Task instructions
Retype all of the data. Every line must match exactly.

-- START OF Data entries --

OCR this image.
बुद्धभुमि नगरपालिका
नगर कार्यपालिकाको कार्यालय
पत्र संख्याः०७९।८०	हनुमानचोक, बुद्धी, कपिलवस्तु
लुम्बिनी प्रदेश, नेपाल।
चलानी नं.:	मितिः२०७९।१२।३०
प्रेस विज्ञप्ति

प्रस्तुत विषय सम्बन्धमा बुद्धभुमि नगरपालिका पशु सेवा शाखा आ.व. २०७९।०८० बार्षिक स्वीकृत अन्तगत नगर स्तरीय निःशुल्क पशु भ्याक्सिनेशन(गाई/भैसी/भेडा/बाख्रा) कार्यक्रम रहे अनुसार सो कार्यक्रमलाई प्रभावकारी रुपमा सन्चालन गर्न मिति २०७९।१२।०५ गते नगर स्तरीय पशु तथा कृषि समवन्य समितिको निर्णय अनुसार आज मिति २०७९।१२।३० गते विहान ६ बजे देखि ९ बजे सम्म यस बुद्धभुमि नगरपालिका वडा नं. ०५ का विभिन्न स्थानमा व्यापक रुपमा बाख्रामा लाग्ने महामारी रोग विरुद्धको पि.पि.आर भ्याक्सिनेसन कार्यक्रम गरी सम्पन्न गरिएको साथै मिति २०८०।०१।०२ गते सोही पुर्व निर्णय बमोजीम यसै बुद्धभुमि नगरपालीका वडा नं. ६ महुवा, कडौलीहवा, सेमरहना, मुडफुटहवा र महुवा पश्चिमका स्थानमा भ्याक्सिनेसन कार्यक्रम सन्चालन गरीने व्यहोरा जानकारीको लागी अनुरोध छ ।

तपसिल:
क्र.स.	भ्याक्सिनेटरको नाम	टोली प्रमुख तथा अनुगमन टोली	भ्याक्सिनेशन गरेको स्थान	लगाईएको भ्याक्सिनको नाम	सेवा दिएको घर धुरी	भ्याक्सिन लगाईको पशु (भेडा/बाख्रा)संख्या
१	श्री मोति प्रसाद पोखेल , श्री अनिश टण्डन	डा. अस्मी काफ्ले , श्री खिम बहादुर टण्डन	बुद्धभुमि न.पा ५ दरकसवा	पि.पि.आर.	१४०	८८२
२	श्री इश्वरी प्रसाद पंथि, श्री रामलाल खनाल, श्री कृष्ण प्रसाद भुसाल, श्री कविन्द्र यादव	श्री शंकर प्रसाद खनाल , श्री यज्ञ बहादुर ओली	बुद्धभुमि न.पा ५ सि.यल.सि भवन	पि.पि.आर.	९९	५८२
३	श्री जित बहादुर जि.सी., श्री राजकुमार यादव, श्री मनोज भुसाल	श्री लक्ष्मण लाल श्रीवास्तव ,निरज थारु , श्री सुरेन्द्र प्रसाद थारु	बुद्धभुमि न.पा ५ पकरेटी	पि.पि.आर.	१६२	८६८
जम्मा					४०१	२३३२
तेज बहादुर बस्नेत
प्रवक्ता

-- END OF Data entries --

Complete response
OCR this image.
बुद्धभुमि नगरपालिका
नगर कार्यपालिकाको कार्यालय
पत्र संख्याः०७९।८०	हनुमानचोक, बुद्धी, कपिलवस्तु
लुम्बिनी प्रदेश, नेपाल।
चलानी नं.:	मितिः२०७९।१२।३०
प्रेस विज्ञप्ति

प्रस्तुत विषय सम्बन्धमा बुद्धभुमि नगरपालिका पशु सेवा शाखा आ.व. २०७९।०८० बार्षिक स्वीकृत अन्तगत नगर स्तरीय निःशुल्क पशु भ्याक्सिनेशन(गाई/भैसी/भेडा/बाख्रा) कार्यक्रम रहे अनुसार सो कार्यक्रमलाई प्रभावकारी रुपमा सन्चालन गर्न मिति २०७९।१२।०५ गते नगर स्तरीय पशु तथा कृषि समवन्य समितिको निर्णय अनुसार आज मिति २०७९।१२।३० गते विहान ६ बजे देखि ९ बजे सम्म यस बुद्धभुमि नगरपालिका वडा नं. ०५ का विभिन्न स्थानमा व्यापक रुपमा बाख्रामा लाग्ने महामारी रोग विरुद्धको पि.पि.आर भ्याक्सिनेसन कार्यक्रम गरी सम्पन्न गरिएको साथै मिति २०८०।०१।०२ गते सोही पुर्व निर्णय बमोजीम यसै बुद्धभुमि नगरपालीका वडा नं. ६ महुवा, कडौलीहवा, सेमरहना, मुडफुटहवा र महुवा पश्चिमका स्थानमा भ्याक्सिनेसन कार्यक्रम सन्चालन गरीने व्यहोरा जानकारीको लागी अनुरोध छ ।

तपसिल:
क्र.स.	भ्याक्सिनेटरको नाम	टोली प्रमुख तथा अनुगमन टोली	भ्याक्सिनेशन गरेको स्थान	लगाईएको भ्याक्सिनको नाम	सेवा दिएको घर धुरी	भ्याक्सिन लगाईको पशु (भेडा/बाख्रा)संख्या
१	श्री मोति प्रसाद पोखेल , श्री अनिश टण्डन	डा. अस्मी काफ्ले , श्री खिम बहादुर टण्डन	बुद्धभुमि न.पा ५ दरकसवा	पि.पि.आर.	१४०	८८२
२	श्री इश्वरी प्रसाद पंथि, श्री रामलाल खनाल, श्री कृष्ण प्रसाद भुसाल, श्री कविन्द्र यादव	श्री शंकर प्रसाद खनाल , श्री यज्ञ बहादुर ओली	बुद्धभुमि न.पा ५ सि.यल.सि भवन	पि.पि.आर.	९९	५८२
३	श्री जित बहादुर जि.सी., श्री राजकुमार यादव, श्री मनोज भुसाल	श्री लक्ष्मण लाल श्रीवास्तव ,निरज थारु , श्री सुरेन्द्र प्रसाद थारु	बुद्धभुमि न.पा ५ पकरेटी	पि.पि.आर.	१६२	८६८
जम्मा					४०१	२३३२
तेज बहादुर बस्नेत
प्रवक्ता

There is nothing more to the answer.